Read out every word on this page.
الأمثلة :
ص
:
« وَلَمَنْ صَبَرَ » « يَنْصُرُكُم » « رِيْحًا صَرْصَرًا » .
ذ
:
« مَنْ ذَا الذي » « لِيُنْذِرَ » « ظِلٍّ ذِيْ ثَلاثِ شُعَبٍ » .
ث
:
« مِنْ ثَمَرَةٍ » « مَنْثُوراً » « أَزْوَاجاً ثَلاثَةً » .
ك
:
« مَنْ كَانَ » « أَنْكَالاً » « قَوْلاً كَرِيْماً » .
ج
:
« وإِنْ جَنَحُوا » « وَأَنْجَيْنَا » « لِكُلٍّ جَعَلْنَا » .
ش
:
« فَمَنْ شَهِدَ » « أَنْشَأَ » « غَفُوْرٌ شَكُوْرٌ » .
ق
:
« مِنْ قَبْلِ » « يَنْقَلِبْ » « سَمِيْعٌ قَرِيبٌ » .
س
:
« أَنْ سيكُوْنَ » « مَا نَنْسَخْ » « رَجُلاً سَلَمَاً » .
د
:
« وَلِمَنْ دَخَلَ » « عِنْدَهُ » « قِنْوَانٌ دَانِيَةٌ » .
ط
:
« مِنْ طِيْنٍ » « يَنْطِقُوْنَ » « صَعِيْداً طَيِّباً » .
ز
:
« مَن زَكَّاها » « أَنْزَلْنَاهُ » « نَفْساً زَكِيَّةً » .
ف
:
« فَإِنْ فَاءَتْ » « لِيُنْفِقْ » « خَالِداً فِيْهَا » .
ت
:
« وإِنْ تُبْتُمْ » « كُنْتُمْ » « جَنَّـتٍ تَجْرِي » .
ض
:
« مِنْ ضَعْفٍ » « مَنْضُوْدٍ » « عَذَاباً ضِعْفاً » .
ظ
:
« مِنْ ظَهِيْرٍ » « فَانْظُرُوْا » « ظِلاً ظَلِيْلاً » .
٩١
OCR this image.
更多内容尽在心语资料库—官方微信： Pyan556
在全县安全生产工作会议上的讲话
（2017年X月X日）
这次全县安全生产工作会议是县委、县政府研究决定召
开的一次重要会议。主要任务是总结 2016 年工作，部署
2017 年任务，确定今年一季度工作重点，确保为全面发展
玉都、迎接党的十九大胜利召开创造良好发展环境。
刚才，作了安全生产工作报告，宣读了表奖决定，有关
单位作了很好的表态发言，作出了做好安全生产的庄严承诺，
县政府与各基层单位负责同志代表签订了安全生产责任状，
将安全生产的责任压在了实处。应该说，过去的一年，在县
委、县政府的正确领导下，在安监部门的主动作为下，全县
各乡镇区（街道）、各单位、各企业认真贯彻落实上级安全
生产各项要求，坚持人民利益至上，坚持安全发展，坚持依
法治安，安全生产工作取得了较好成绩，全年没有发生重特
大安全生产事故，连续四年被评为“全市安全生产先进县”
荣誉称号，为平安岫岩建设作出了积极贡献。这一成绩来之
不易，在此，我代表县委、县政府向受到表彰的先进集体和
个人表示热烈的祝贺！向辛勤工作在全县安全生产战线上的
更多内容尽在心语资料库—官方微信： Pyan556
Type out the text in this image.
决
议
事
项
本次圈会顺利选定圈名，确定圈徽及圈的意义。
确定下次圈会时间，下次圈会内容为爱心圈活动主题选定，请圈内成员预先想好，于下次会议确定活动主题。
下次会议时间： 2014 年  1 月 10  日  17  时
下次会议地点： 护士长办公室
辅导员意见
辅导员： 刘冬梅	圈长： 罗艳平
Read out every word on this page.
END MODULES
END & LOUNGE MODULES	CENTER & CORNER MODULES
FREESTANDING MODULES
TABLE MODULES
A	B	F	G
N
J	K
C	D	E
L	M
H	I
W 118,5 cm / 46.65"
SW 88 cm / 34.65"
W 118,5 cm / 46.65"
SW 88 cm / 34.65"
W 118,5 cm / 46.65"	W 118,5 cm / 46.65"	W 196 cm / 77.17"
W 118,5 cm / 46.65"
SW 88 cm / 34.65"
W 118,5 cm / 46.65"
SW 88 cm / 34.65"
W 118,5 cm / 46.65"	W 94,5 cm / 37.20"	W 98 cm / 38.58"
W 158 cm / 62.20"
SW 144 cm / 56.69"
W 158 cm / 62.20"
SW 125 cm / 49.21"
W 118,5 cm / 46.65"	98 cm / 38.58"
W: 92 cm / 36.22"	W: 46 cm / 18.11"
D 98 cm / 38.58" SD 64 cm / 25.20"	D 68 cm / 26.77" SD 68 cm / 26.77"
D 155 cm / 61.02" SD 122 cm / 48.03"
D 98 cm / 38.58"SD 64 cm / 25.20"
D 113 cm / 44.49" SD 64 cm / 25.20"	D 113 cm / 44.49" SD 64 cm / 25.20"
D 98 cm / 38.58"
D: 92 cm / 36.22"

□ □ □ □ □

### WHAT IS REQUIRED
Copy all lines from the material that include "MODULES".

### COMPLETE ANSWER
END MODULES
END & LOUNGE MODULES	CENTER & CORNER MODULES
FREESTANDING MODULES
TABLE MODULES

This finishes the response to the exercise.